For each line below that contains the string "minutes", copy that line.

++++++

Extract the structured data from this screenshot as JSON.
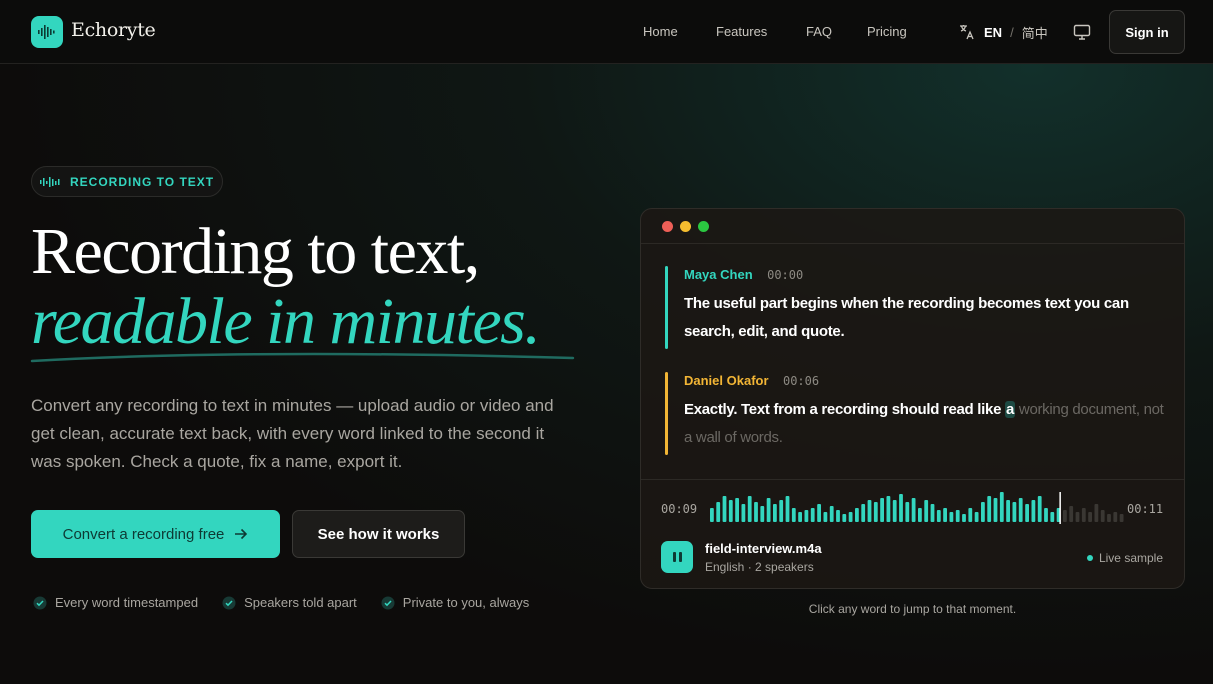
{
  "brand": {
    "name": "Echoryte"
  },
  "nav": {
    "links": [
      "Home",
      "Features",
      "FAQ",
      "Pricing"
    ],
    "lang_current": "EN",
    "lang_sep": "/",
    "lang_alt": "简中",
    "signin": "Sign in"
  },
  "hero": {
    "eyebrow": "RECORDING TO TEXT",
    "title_line1": "Recording to text,",
    "title_line2": "readable in minutes.",
    "description": "Convert any recording to text in minutes — upload audio or video and get clean, accurate text back, with every word linked to the second it was spoken. Check a quote, fix a name, export it.",
    "cta_primary": "Convert a recording free",
    "cta_secondary": "See how it works",
    "features": [
      "Every word timestamped",
      "Speakers told apart",
      "Private to you, always"
    ]
  },
  "transcript": {
    "segments": [
      {
        "speaker": "Maya Chen",
        "time": "00:00",
        "color": "#33d6bf",
        "text": "The useful part begins when the recording becomes text you can search, edit, and quote."
      },
      {
        "speaker": "Daniel Okafor",
        "time": "00:06",
        "color": "#f2b535",
        "text_spoken": "Exactly. Text from a recording should read like",
        "text_current": "a",
        "text_upcoming": "working document, not a wall of words."
      }
    ],
    "player": {
      "time_current": "00:09",
      "time_total": "00:11",
      "progress": 0.84,
      "file_name": "field-interview.m4a",
      "file_meta": "English · 2 speakers",
      "badge": "Live sample"
    },
    "caption": "Click any word to jump to that moment."
  },
  "colors": {
    "accent": "#33d6bf",
    "speaker2": "#f2b535",
    "background": "#0d0c0b"
  }
}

++++++

ANSWER FOR THIS EXERCISE →
    "title_line2": "readable in minutes.",
    "description": "Convert any recording to text in minutes — upload audio or video and get clean, accurate text back, with every word linked to the second it was spoken. Check a quote, fix a name, export it.",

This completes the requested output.